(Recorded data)

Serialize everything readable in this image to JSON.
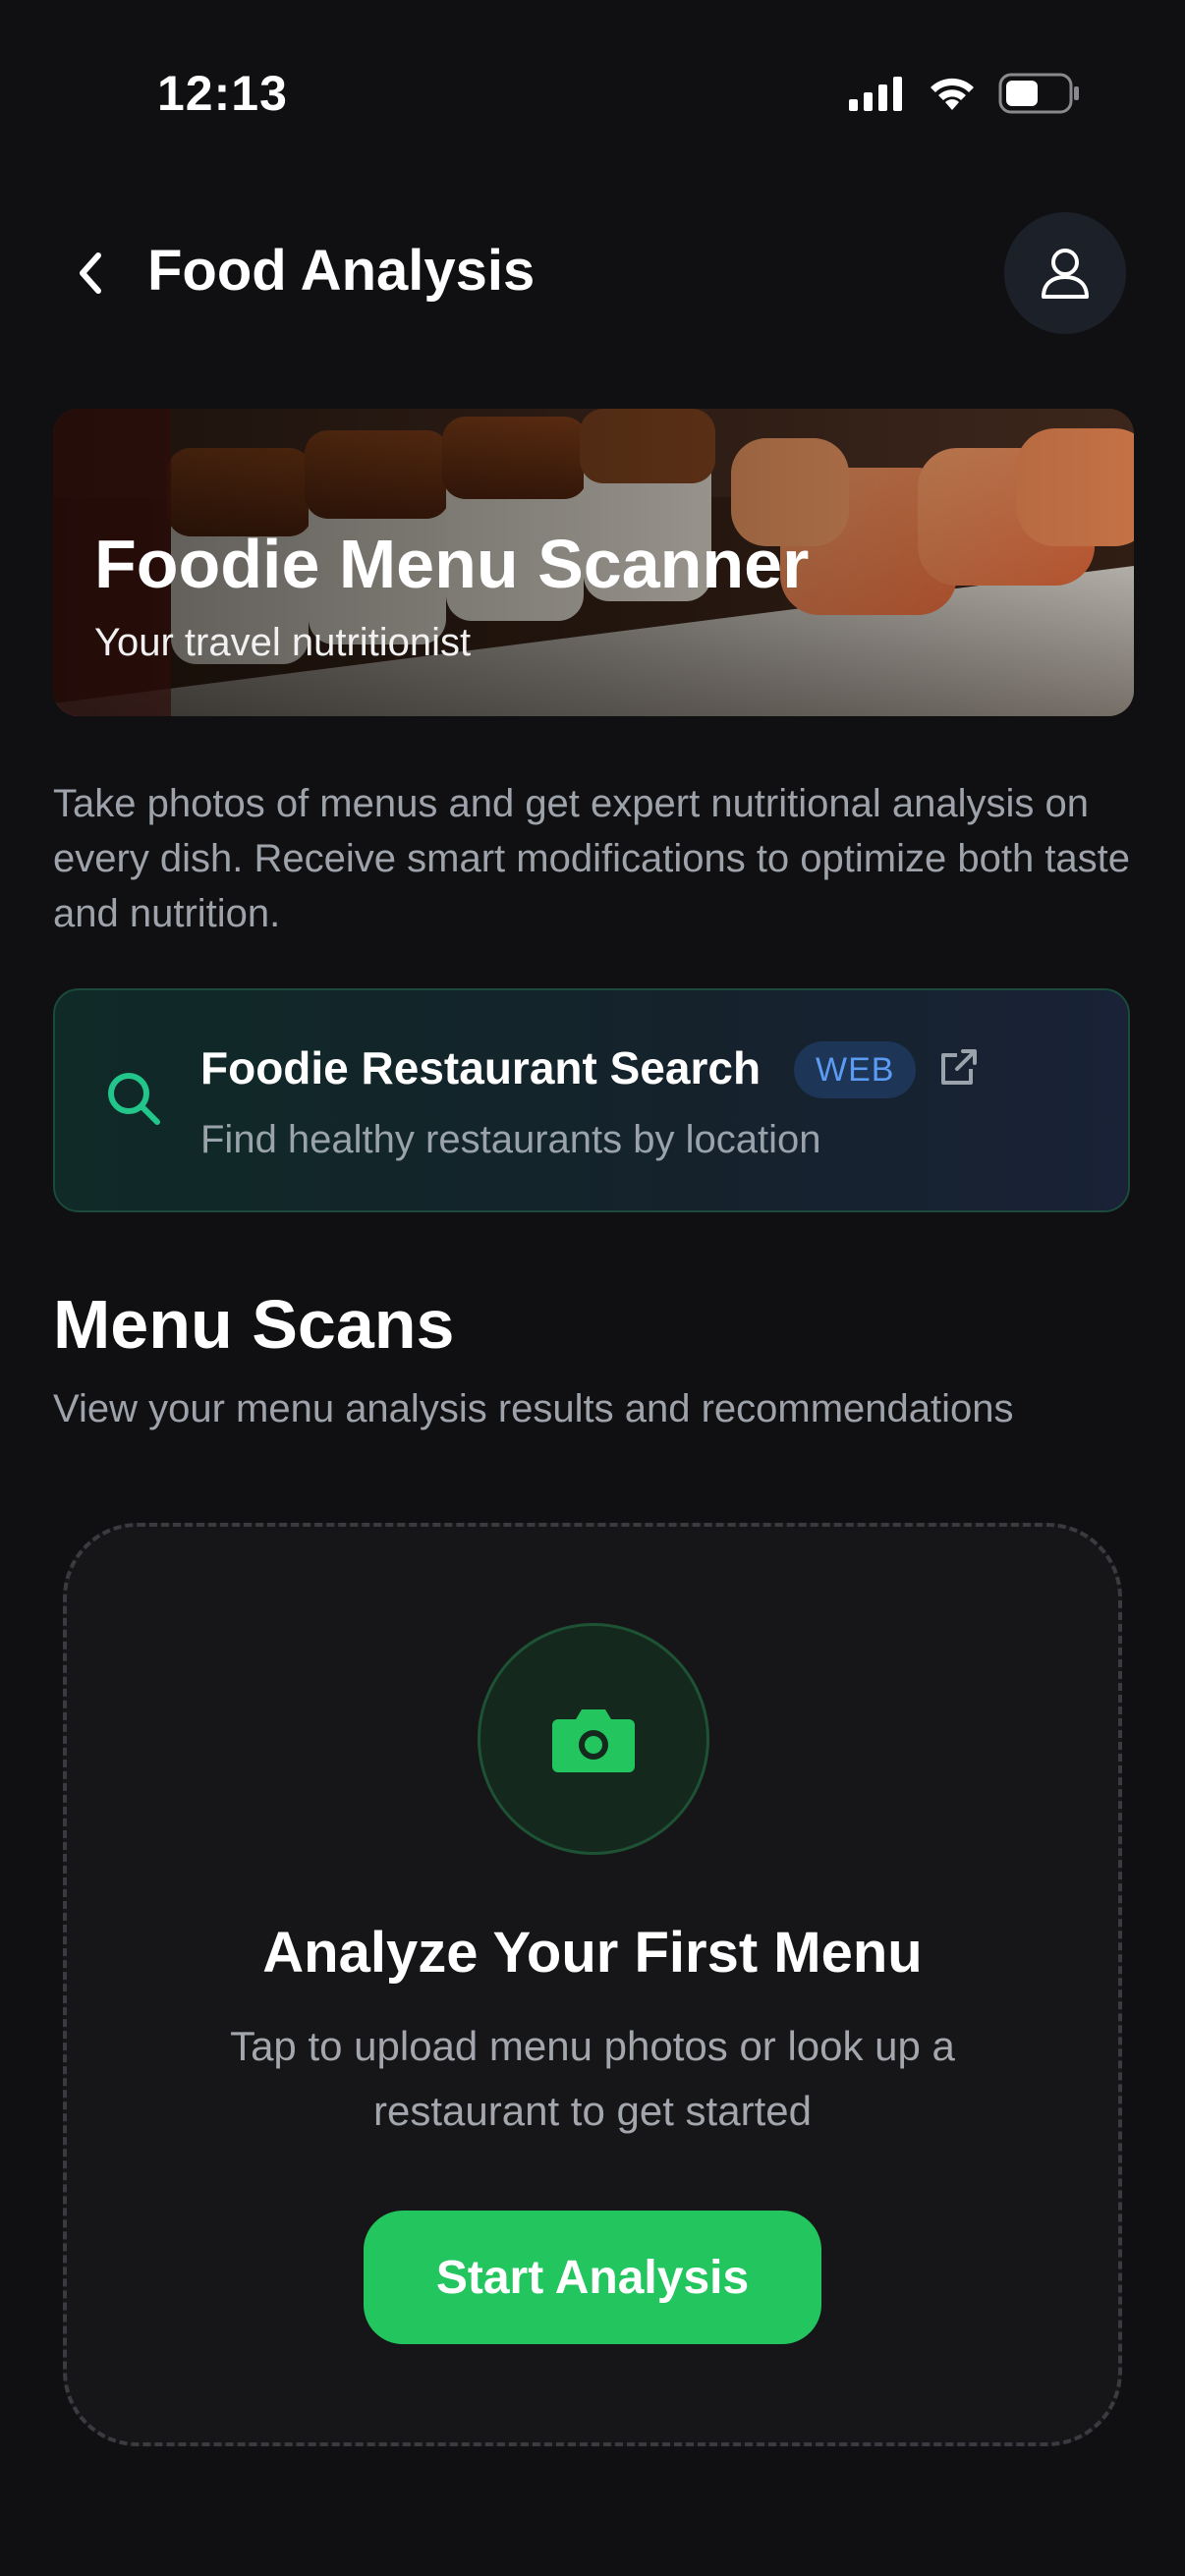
{
  "status_bar": {
    "time": "12:13",
    "icons": [
      "signal-icon",
      "wifi-icon",
      "battery-icon"
    ]
  },
  "header": {
    "title": "Food Analysis",
    "back_icon": "chevron-left-icon",
    "profile_icon": "user-icon"
  },
  "hero": {
    "title": "Foodie Menu Scanner",
    "subtitle": "Your travel nutritionist"
  },
  "description": "Take photos of menus and get expert nutritional analysis on every dish. Receive smart modifications to optimize both taste and nutrition.",
  "restaurant_search": {
    "title": "Foodie Restaurant Search",
    "badge": "WEB",
    "subtitle": "Find healthy restaurants by location",
    "icon": "search-icon",
    "link_icon": "external-link-icon"
  },
  "menu_scans": {
    "title": "Menu Scans",
    "subtitle": "View your menu analysis results and recommendations",
    "empty_state": {
      "icon": "camera-icon",
      "title": "Analyze Your First Menu",
      "subtitle": "Tap to upload menu photos or look up a restaurant to get started",
      "button_label": "Start Analysis"
    }
  },
  "colors": {
    "background": "#101012",
    "accent_green": "#22c55e",
    "badge_blue": "#5b9bf3",
    "muted_text": "#9ea3ab"
  }
}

= OBJECTIVE =
Your task is to transcribe all of the records precisely, with no images included.

= TASK ANSWER =
Serialize everything readable in this image to JSON.
{
  "status_bar": {
    "time": "12:13",
    "icons": [
      "signal-icon",
      "wifi-icon",
      "battery-icon"
    ]
  },
  "header": {
    "title": "Food Analysis",
    "back_icon": "chevron-left-icon",
    "profile_icon": "user-icon"
  },
  "hero": {
    "title": "Foodie Menu Scanner",
    "subtitle": "Your travel nutritionist"
  },
  "description": "Take photos of menus and get expert nutritional analysis on every dish. Receive smart modifications to optimize both taste and nutrition.",
  "restaurant_search": {
    "title": "Foodie Restaurant Search",
    "badge": "WEB",
    "subtitle": "Find healthy restaurants by location",
    "icon": "search-icon",
    "link_icon": "external-link-icon"
  },
  "menu_scans": {
    "title": "Menu Scans",
    "subtitle": "View your menu analysis results and recommendations",
    "empty_state": {
      "icon": "camera-icon",
      "title": "Analyze Your First Menu",
      "subtitle": "Tap to upload menu photos or look up a restaurant to get started",
      "button_label": "Start Analysis"
    }
  },
  "colors": {
    "background": "#101012",
    "accent_green": "#22c55e",
    "badge_blue": "#5b9bf3",
    "muted_text": "#9ea3ab"
  }
}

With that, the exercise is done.